Instructions -
A: Answer these questions from the investor's guide:
(i) Where does the guide say to write your "Why"?
(ii) According to the research study it cites, how much more likely are you to accomplish your goals by writing them down?
(iii) Who does it say can easily serve as your accountability partner?
B: Return the stretch of the investor's guide from "1. Set financial" through "track your progress.", copied word for word.

Passage provided -
┄┄┄┄┄┄
An investor’s guide to your first $100,000
*Please download the printable guide to follow along and fill out to help you on your journey to $100,000
First, pat yourself on the back, you’ve already taken a great step in obtaining financial freedom by taking the time to learn about “HOW.” Bravo!
Next, you will need to determine your, “WHY?” This is huge as it will serve as your motivating factor to help you achieve your first $100,000. If you are married, you will want to discuss your “Why” together. A few “why” examples could be: wanting to raise your children in a financially stable home, wanting to be able to retire one day (with confidence), wanting to be able to afford nice vacations, moving into a nicer area, driving a safer car, providing some help for your child to achieve a college diploma, being generous with your money, being able to afford gifts for family and friends. After determining your why, you can begin to put some best practices in place which include following Dave Ramsey’s 7 Baby Steps, creating a monthly budget that balances to zero, setting financial goals, and making sure you have an accountability partner (can easily be your spouse). One of the most important steps to achieving your goals is taking time to celebrate the milestones of your progress along the way. How you approach these things will determine your mindset as you begin your journey to your first $100,000.
Write your “Why” on your printable map at the top of the page.
This is beginning with the end in mind. If you look at the printable map the end goal is attaining that $100,000, but you will have to hit certain checkpoints, or goals, along the way. These goals will generally be the same for most people, but you will need to determine dates to reach each goal based on your current situation.
1. Set financial goals.
There is tremendous power in setting goals. It helps you plan where you want to go in life and keeps you motivated to turn your vision of your future into a reality. Goal setting enables you to be intentional and proactive about what you want to achieve. The process of writing your goals down is so powerful that according to a research study, you are 42% more likely to accomplish them simply by writing them down. Plus, writing down your goals helps you to improve focus, boost your motivation, reduce your stress level, achieve bigger goals, and track your progress.
Write down a few of your financial goals on checkpoint 1.
2. Be connected – have accountability.
┄┄┄┄┄┄
Stored rows -
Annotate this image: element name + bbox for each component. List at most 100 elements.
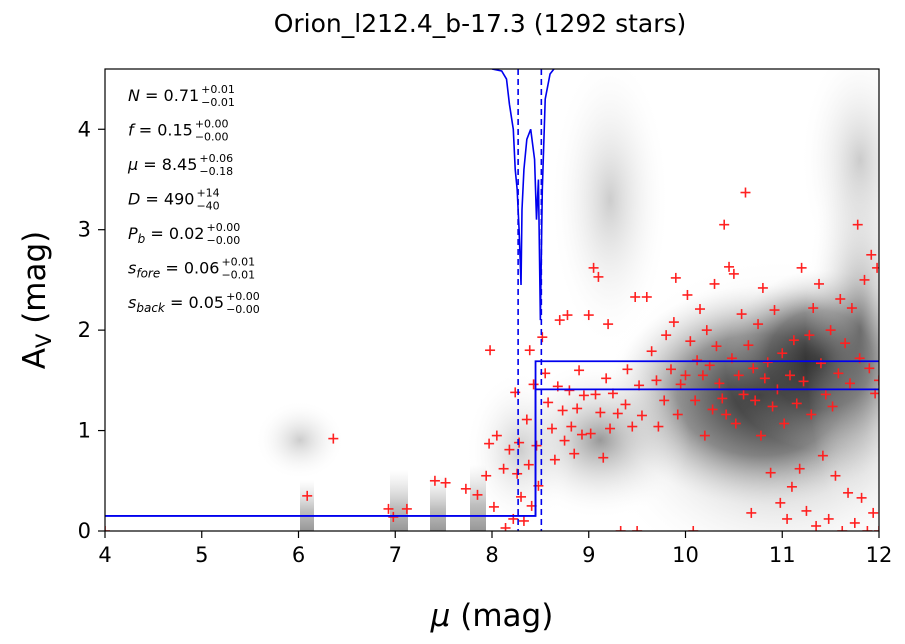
data-point-74 (665, 364, 676, 375)
data-point-130 (804, 330, 815, 341)
data-point-102 (736, 309, 747, 320)
data-point-121 (782, 513, 793, 524)
y-axis-unit: (mag) (17, 231, 53, 334)
data-point-83 (690, 395, 701, 406)
annotation-lower-error: −0.00 (195, 131, 229, 144)
annotation-value: = 0.06 (160, 259, 219, 278)
data-point-141 (830, 470, 841, 481)
data-point-135 (815, 358, 826, 369)
data-point-42 (566, 421, 577, 432)
data-point-106 (746, 507, 757, 518)
x-axis-symbol: μ (430, 598, 451, 634)
data-point-24 (521, 414, 532, 425)
data-point-48 (583, 310, 594, 321)
data-point-109 (753, 319, 764, 330)
data-point-9 (472, 489, 483, 500)
x-tick-label-4: 4 (98, 543, 111, 567)
data-point-55 (601, 373, 612, 384)
data-point-97 (724, 261, 735, 272)
data-point-131 (806, 409, 817, 420)
data-point-138 (823, 513, 834, 524)
data-point-85 (695, 304, 706, 315)
data-point-120 (779, 418, 790, 429)
data-point-152 (856, 492, 867, 503)
data-point-86 (697, 370, 708, 381)
data-point-73 (661, 330, 672, 341)
data-point-154 (862, 526, 873, 531)
data-point-10 (481, 470, 492, 481)
data-point-78 (675, 379, 686, 390)
parameter-annotations: N = 0.71 +0.01−0.01f = 0.15 +0.00−0.00μ = … (127, 83, 260, 316)
likelihood-trace (491, 69, 555, 321)
data-point-125 (791, 398, 802, 409)
data-point-140 (827, 401, 838, 412)
data-point-34 (546, 423, 557, 434)
data-point-104 (740, 187, 751, 198)
annotation-3: D = 490 (128, 190, 194, 209)
data-point-91 (709, 278, 720, 289)
data-point-25 (523, 459, 534, 470)
data-point-122 (784, 370, 795, 381)
x-axis-unit: (mag) (450, 598, 553, 634)
data-point-63 (627, 421, 638, 432)
data-point-56 (603, 319, 614, 330)
data-point-68 (641, 291, 652, 302)
data-point-107 (748, 363, 759, 374)
data-point-96 (721, 409, 732, 420)
data-point-84 (692, 355, 703, 366)
data-point-7 (440, 477, 451, 488)
data-point-5 (401, 503, 412, 514)
data-points (105, 187, 879, 531)
data-point-134 (814, 278, 825, 289)
data-point-8 (460, 483, 471, 494)
annotation-lower-error: −0.01 (221, 269, 255, 282)
data-point-123 (786, 481, 797, 492)
annotation-value: = 0.71 (140, 86, 199, 105)
data-point-4 (388, 511, 399, 522)
data-point-3 (383, 503, 394, 514)
data-point-62 (622, 364, 633, 375)
data-point-105 (743, 340, 754, 351)
data-point-15 (498, 463, 509, 474)
data-point-40 (562, 310, 573, 321)
y-tick-label-0: 0 (78, 519, 91, 543)
density-map (255, 69, 879, 531)
plot-area (104, 68, 880, 532)
y-axis-label: AV (mag) (17, 231, 56, 370)
data-point-93 (714, 378, 725, 389)
data-point-79 (680, 370, 691, 381)
data-point-126 (794, 463, 805, 474)
annotation-lower-error: −40 (196, 200, 219, 213)
data-point-77 (672, 409, 683, 420)
data-point-80 (682, 289, 693, 300)
annotation-symbol: s (128, 259, 136, 278)
annotation-symbol: N (128, 86, 140, 105)
data-point-150 (852, 219, 863, 230)
data-point-94 (717, 393, 728, 404)
data-point-39 (559, 435, 570, 446)
annotation-lower-error: −0.01 (201, 96, 235, 109)
data-point-72 (659, 395, 670, 406)
data-point-50 (588, 262, 599, 273)
data-point-23 (518, 515, 529, 526)
data-point-28 (528, 379, 539, 390)
annotation-value: = 0.15 (134, 121, 193, 140)
data-point-52 (593, 271, 604, 282)
data-point-161 (874, 375, 879, 386)
annotation-upper-error: +0.00 (226, 290, 260, 303)
data-point-147 (844, 378, 855, 389)
annotation-symbol: D (128, 190, 140, 209)
chart-title: Orion_l212.4_b-17.3 (1292 stars) (274, 9, 687, 38)
data-point-35 (549, 454, 560, 465)
data-point-127 (796, 262, 807, 273)
data-point-47 (578, 390, 589, 401)
data-point-31 (537, 332, 548, 343)
data-point-61 (620, 399, 631, 410)
data-point-38 (557, 405, 568, 416)
annotation-symbol: f (128, 121, 136, 140)
data-point-26 (524, 345, 535, 356)
x-tick-label-5: 5 (195, 543, 208, 567)
data-point-153 (859, 274, 870, 285)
┄┄┄┄┄┄
Solutions to the tasks -
A:
(i) On your printable map, at the top of the page.
(ii) 42% more likely.
(iii) Your spouse.

B:
1. Set financial goals.
There is tremendous power in setting goals. It helps you plan where you want to go in life and keeps you motivated to turn your vision of your future into a reality. Goal setting enables you to be intentional and proactive about what you want to achieve. The process of writing your goals down is so powerful that according to a research study, you are 42% more likely to accomplish them simply by writing them down. Plus, writing down your goals helps you to improve focus, boost your motivation, reduce your stress level, achieve bigger goals, and track your progress.